── Extracted information

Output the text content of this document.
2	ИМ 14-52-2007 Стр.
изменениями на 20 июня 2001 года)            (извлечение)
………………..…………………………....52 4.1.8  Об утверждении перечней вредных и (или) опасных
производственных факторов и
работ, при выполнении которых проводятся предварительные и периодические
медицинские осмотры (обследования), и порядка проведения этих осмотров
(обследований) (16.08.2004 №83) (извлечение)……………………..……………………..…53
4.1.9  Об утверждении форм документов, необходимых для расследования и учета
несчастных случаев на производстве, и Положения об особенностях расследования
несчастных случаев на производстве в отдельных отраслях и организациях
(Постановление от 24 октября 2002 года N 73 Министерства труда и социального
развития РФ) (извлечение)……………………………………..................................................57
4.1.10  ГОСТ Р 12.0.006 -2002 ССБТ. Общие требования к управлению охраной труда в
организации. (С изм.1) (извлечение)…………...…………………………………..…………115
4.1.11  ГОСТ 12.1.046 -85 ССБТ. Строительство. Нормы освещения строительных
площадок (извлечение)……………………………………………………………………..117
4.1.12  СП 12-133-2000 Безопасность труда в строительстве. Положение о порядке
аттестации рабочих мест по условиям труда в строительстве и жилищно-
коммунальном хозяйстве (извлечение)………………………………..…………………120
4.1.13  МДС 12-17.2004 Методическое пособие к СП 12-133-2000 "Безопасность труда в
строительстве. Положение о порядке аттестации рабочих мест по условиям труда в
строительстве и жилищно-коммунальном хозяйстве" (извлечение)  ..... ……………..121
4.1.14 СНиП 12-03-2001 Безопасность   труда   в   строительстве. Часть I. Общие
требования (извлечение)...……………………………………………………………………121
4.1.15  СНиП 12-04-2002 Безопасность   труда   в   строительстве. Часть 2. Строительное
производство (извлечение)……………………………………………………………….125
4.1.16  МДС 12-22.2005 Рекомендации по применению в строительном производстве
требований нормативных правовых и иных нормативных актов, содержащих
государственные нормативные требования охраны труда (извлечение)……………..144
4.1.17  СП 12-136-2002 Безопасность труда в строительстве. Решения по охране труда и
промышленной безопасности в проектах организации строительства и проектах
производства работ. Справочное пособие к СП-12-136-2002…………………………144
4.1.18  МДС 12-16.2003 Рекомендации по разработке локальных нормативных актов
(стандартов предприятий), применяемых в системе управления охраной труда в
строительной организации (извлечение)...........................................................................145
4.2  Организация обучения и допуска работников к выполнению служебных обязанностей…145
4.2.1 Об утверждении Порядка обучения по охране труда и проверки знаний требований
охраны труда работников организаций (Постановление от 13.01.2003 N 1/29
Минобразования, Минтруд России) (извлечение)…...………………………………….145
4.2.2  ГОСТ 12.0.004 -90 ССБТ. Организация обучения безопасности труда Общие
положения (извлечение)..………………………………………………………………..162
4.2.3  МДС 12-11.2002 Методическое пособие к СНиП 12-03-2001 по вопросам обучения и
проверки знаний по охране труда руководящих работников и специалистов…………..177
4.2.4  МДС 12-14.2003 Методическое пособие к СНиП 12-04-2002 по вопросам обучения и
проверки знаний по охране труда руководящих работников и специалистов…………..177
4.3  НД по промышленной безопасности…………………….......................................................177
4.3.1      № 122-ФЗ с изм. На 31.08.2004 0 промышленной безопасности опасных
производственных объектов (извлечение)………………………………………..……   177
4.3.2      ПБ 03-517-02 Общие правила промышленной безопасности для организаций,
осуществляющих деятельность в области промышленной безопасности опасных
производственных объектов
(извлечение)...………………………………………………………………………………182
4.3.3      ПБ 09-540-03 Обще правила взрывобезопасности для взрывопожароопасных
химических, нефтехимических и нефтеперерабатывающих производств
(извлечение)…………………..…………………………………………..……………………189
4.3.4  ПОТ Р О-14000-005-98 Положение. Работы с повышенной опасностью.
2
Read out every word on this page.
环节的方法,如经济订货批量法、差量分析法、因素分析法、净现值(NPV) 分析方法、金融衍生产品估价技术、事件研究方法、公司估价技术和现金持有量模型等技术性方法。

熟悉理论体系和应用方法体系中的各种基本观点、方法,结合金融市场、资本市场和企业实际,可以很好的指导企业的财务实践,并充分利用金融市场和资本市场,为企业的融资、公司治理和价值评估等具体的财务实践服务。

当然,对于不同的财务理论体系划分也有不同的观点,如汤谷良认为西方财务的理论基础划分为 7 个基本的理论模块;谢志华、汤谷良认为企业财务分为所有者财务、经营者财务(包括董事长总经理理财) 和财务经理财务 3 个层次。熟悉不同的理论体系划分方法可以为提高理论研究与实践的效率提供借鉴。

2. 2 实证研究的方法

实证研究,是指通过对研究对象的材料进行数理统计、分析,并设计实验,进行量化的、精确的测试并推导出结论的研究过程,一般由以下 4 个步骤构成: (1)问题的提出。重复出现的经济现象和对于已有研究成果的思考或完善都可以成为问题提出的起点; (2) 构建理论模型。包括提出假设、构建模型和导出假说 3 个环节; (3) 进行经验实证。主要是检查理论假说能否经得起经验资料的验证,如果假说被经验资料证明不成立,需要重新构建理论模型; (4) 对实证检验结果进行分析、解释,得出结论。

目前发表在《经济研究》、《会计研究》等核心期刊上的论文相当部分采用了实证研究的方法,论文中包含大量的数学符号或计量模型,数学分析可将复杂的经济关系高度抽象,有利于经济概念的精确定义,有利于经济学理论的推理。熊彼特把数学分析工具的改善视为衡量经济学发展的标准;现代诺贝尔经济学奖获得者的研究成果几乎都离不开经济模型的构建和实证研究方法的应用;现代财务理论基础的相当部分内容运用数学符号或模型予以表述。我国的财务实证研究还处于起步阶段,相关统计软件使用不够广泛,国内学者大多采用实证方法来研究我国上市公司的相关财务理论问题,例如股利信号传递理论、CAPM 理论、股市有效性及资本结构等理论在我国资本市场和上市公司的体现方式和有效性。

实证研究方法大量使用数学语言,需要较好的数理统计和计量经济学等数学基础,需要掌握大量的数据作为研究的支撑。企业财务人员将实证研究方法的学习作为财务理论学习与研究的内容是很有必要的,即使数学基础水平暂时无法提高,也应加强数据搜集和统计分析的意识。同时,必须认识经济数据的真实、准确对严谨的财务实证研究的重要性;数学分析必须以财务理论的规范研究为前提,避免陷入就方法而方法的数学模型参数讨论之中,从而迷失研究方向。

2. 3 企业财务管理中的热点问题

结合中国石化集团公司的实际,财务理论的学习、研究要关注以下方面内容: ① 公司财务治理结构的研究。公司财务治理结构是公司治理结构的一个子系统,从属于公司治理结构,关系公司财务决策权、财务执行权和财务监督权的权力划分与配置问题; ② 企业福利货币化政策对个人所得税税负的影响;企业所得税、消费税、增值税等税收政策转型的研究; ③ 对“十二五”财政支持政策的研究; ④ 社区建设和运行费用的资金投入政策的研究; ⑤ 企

────

(Set exercise): Make an exact copy of the data above.

(Response):
Output the text content of this document.
2	ИМ 14-52-2007 Стр.
изменениями на 20 июня 2001 года)            (извлечение)
………………..…………………………....52 4.1.8  Об утверждении перечней вредных и (или) опасных
производственных факторов и
работ, при выполнении которых проводятся предварительные и периодические
медицинские осмотры (обследования), и порядка проведения этих осмотров
(обследований) (16.08.2004 №83) (извлечение)……………………..……………………..…53
4.1.9  Об утверждении форм документов, необходимых для расследования и учета
несчастных случаев на производстве, и Положения об особенностях расследования
несчастных случаев на производстве в отдельных отраслях и организациях
(Постановление от 24 октября 2002 года N 73 Министерства труда и социального
развития РФ) (извлечение)……………………………………..................................................57
4.1.10  ГОСТ Р 12.0.006 -2002 ССБТ. Общие требования к управлению охраной труда в
организации. (С изм.1) (извлечение)…………...…………………………………..…………115
4.1.11  ГОСТ 12.1.046 -85 ССБТ. Строительство. Нормы освещения строительных
площадок (извлечение)……………………………………………………………………..117
4.1.12  СП 12-133-2000 Безопасность труда в строительстве. Положение о порядке
аттестации рабочих мест по условиям труда в строительстве и жилищно-
коммунальном хозяйстве (извлечение)………………………………..…………………120
4.1.13  МДС 12-17.2004 Методическое пособие к СП 12-133-2000 "Безопасность труда в
строительстве. Положение о порядке аттестации рабочих мест по условиям труда в
строительстве и жилищно-коммунальном хозяйстве" (извлечение)  ..... ……………..121
4.1.14 СНиП 12-03-2001 Безопасность   труда   в   строительстве. Часть I. Общие
требования (извлечение)...……………………………………………………………………121
4.1.15  СНиП 12-04-2002 Безопасность   труда   в   строительстве. Часть 2. Строительное
производство (извлечение)……………………………………………………………….125
4.1.16  МДС 12-22.2005 Рекомендации по применению в строительном производстве
требований нормативных правовых и иных нормативных актов, содержащих
государственные нормативные требования охраны труда (извлечение)……………..144
4.1.17  СП 12-136-2002 Безопасность труда в строительстве. Решения по охране труда и
промышленной безопасности в проектах организации строительства и проектах
производства работ. Справочное пособие к СП-12-136-2002…………………………144
4.1.18  МДС 12-16.2003 Рекомендации по разработке локальных нормативных актов
(стандартов предприятий), применяемых в системе управления охраной труда в
строительной организации (извлечение)...........................................................................145
4.2  Организация обучения и допуска работников к выполнению служебных обязанностей…145
4.2.1 Об утверждении Порядка обучения по охране труда и проверки знаний требований
охраны труда работников организаций (Постановление от 13.01.2003 N 1/29
Минобразования, Минтруд России) (извлечение)…...………………………………….145
4.2.2  ГОСТ 12.0.004 -90 ССБТ. Организация обучения безопасности труда Общие
положения (извлечение)..………………………………………………………………..162
4.2.3  МДС 12-11.2002 Методическое пособие к СНиП 12-03-2001 по вопросам обучения и
проверки знаний по охране труда руководящих работников и специалистов…………..177
4.2.4  МДС 12-14.2003 Методическое пособие к СНиП 12-04-2002 по вопросам обучения и
проверки знаний по охране труда руководящих работников и специалистов…………..177
4.3  НД по промышленной безопасности…………………….......................................................177
4.3.1      № 122-ФЗ с изм. На 31.08.2004 0 промышленной безопасности опасных
производственных объектов (извлечение)………………………………………..……   177
4.3.2      ПБ 03-517-02 Общие правила промышленной безопасности для организаций,
осуществляющих деятельность в области промышленной безопасности опасных
производственных объектов
(извлечение)...………………………………………………………………………………182
4.3.3      ПБ 09-540-03 Обще правила взрывобезопасности для взрывопожароопасных
химических, нефтехимических и нефтеперерабатывающих производств
(извлечение)…………………..…………………………………………..……………………189
4.3.4  ПОТ Р О-14000-005-98 Положение. Работы с повышенной опасностью.
2
Read out every word on this page.
环节的方法,如经济订货批量法、差量分析法、因素分析法、净现值(NPV) 分析方法、金融衍生产品估价技术、事件研究方法、公司估价技术和现金持有量模型等技术性方法。

熟悉理论体系和应用方法体系中的各种基本观点、方法,结合金融市场、资本市场和企业实际,可以很好的指导企业的财务实践,并充分利用金融市场和资本市场,为企业的融资、公司治理和价值评估等具体的财务实践服务。

当然,对于不同的财务理论体系划分也有不同的观点,如汤谷良认为西方财务的理论基础划分为 7 个基本的理论模块;谢志华、汤谷良认为企业财务分为所有者财务、经营者财务(包括董事长总经理理财) 和财务经理财务 3 个层次。熟悉不同的理论体系划分方法可以为提高理论研究与实践的效率提供借鉴。

2. 2 实证研究的方法

实证研究,是指通过对研究对象的材料进行数理统计、分析,并设计实验,进行量化的、精确的测试并推导出结论的研究过程,一般由以下 4 个步骤构成: (1)问题的提出。重复出现的经济现象和对于已有研究成果的思考或完善都可以成为问题提出的起点; (2) 构建理论模型。包括提出假设、构建模型和导出假说 3 个环节; (3) 进行经验实证。主要是检查理论假说能否经得起经验资料的验证,如果假说被经验资料证明不成立,需要重新构建理论模型; (4) 对实证检验结果进行分析、解释,得出结论。

目前发表在《经济研究》、《会计研究》等核心期刊上的论文相当部分采用了实证研究的方法,论文中包含大量的数学符号或计量模型,数学分析可将复杂的经济关系高度抽象,有利于经济概念的精确定义,有利于经济学理论的推理。熊彼特把数学分析工具的改善视为衡量经济学发展的标准;现代诺贝尔经济学奖获得者的研究成果几乎都离不开经济模型的构建和实证研究方法的应用;现代财务理论基础的相当部分内容运用数学符号或模型予以表述。我国的财务实证研究还处于起步阶段,相关统计软件使用不够广泛,国内学者大多采用实证方法来研究我国上市公司的相关财务理论问题,例如股利信号传递理论、CAPM 理论、股市有效性及资本结构等理论在我国资本市场和上市公司的体现方式和有效性。

实证研究方法大量使用数学语言,需要较好的数理统计和计量经济学等数学基础,需要掌握大量的数据作为研究的支撑。企业财务人员将实证研究方法的学习作为财务理论学习与研究的内容是很有必要的,即使数学基础水平暂时无法提高,也应加强数据搜集和统计分析的意识。同时,必须认识经济数据的真实、准确对严谨的财务实证研究的重要性;数学分析必须以财务理论的规范研究为前提,避免陷入就方法而方法的数学模型参数讨论之中,从而迷失研究方向。

2. 3 企业财务管理中的热点问题

结合中国石化集团公司的实际,财务理论的学习、研究要关注以下方面内容: ① 公司财务治理结构的研究。公司财务治理结构是公司治理结构的一个子系统,从属于公司治理结构,关系公司财务决策权、财务执行权和财务监督权的权力划分与配置问题; ② 企业福利货币化政策对个人所得税税负的影响;企业所得税、消费税、增值税等税收政策转型的研究; ③ 对“十二五”财政支持政策的研究; ④ 社区建设和运行费用的资金投入政策的研究; ⑤ 企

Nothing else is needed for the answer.